WORK TO COMPLETE:
Your task is to filter the data below down to the lines holding "监理例会".

Collected data entries:
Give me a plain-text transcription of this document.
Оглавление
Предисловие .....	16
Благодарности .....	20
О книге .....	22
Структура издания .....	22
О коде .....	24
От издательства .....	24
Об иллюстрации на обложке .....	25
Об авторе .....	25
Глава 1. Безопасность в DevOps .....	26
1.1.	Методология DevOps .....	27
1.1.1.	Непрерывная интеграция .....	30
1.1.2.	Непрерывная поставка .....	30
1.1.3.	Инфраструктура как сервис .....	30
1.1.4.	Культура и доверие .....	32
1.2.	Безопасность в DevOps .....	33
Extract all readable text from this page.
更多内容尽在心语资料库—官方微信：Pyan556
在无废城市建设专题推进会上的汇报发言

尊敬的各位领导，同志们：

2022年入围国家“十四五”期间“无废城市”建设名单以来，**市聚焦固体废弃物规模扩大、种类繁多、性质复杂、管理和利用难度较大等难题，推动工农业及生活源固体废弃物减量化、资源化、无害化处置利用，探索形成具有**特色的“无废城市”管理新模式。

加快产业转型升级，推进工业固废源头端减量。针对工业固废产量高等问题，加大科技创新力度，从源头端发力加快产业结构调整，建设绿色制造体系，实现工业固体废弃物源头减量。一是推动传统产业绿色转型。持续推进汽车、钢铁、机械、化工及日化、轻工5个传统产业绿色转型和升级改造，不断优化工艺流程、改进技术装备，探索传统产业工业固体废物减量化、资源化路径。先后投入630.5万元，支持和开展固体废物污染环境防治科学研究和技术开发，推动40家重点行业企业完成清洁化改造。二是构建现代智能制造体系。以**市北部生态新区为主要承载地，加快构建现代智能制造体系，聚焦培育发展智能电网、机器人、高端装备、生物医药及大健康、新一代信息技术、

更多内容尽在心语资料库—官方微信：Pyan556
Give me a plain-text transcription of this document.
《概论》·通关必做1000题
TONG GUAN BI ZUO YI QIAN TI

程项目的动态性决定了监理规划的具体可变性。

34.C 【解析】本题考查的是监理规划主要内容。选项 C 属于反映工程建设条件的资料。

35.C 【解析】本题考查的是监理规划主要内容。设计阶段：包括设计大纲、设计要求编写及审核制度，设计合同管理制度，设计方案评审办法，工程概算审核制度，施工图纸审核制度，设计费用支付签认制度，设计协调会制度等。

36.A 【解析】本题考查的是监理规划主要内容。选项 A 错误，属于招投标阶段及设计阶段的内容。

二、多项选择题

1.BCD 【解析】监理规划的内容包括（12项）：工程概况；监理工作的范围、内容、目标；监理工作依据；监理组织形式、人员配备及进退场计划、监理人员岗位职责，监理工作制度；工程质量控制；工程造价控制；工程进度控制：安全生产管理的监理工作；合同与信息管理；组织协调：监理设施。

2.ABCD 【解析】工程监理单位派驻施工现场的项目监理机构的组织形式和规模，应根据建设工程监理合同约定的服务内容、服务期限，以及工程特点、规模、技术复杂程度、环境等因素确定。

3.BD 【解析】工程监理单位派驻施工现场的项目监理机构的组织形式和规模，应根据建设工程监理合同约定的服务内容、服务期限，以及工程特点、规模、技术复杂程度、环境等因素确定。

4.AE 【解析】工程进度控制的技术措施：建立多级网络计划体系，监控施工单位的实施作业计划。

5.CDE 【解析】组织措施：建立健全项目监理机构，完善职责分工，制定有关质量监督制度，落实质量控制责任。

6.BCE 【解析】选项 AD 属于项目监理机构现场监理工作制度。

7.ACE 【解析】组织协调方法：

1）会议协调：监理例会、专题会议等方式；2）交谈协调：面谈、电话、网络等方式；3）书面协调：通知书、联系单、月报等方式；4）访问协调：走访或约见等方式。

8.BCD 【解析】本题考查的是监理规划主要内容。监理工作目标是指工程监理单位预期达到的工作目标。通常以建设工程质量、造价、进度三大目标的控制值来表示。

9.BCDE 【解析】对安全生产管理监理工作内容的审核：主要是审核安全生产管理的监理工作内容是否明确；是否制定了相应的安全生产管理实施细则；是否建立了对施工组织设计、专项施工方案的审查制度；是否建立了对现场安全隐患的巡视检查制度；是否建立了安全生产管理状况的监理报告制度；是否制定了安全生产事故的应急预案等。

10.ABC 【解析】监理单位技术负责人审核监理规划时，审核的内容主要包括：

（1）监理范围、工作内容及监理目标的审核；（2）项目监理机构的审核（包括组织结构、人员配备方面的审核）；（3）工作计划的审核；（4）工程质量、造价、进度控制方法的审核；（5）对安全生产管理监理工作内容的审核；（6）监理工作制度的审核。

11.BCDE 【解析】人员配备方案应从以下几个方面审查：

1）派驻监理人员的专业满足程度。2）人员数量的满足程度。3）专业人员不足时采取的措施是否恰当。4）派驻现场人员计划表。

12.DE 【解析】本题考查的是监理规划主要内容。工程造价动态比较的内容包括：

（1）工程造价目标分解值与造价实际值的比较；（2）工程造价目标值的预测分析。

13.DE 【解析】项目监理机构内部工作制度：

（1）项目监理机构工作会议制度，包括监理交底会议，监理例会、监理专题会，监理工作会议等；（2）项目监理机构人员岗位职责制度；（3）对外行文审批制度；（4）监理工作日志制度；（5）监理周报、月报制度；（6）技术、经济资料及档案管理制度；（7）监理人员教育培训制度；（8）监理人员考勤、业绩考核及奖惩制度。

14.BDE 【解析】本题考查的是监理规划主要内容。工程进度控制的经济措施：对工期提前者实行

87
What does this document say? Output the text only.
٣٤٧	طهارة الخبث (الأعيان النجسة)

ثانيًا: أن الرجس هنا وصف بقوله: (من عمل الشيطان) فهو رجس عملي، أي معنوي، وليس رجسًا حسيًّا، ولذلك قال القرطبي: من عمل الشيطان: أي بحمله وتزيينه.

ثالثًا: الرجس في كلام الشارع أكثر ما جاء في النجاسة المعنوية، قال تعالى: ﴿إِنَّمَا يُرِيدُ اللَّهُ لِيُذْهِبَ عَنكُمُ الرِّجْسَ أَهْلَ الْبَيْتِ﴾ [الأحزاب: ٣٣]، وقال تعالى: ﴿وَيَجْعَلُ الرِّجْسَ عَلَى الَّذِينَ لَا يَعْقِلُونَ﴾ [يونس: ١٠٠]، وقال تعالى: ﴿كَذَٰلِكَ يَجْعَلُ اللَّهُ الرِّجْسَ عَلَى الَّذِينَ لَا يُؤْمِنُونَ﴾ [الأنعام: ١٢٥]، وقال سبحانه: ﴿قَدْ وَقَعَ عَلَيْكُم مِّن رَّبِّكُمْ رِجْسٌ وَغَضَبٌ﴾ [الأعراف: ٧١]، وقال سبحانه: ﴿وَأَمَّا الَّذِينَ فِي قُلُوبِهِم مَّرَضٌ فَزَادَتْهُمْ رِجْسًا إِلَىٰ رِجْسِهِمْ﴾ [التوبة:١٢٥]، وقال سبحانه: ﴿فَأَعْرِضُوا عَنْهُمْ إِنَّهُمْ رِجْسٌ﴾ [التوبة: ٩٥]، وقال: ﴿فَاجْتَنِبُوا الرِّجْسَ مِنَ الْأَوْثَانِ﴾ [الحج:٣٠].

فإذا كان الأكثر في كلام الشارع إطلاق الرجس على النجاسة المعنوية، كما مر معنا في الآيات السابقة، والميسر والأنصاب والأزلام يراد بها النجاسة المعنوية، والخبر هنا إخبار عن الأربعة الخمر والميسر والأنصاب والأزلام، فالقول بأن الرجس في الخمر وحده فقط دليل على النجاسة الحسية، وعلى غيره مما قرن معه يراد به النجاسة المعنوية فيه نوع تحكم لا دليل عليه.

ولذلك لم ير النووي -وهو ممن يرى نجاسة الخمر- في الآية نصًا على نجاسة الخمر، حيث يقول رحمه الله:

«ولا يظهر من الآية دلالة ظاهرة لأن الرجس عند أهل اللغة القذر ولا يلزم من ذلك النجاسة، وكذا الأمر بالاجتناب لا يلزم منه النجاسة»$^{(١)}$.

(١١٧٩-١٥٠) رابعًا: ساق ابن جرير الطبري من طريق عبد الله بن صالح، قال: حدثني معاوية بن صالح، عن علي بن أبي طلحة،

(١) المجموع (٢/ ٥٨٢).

REPLY:
1）会议协调：监理例会、专题会议等方式；2）交谈协调：面谈、电话、网络等方式；3）书面协调：通知书、联系单、月报等方式；4）访问协调：走访或约见等方式。
（1）项目监理机构工作会议制度，包括监理交底会议，监理例会、监理专题会，监理工作会议等；（2）项目监理机构人员岗位职责制度；（3）对外行文审批制度；（4）监理工作日志制度；（5）监理周报、月报制度；（6）技术、经济资料及档案管理制度；（7）监理人员教育培训制度；（8）监理人员考勤、业绩考核及奖惩制度。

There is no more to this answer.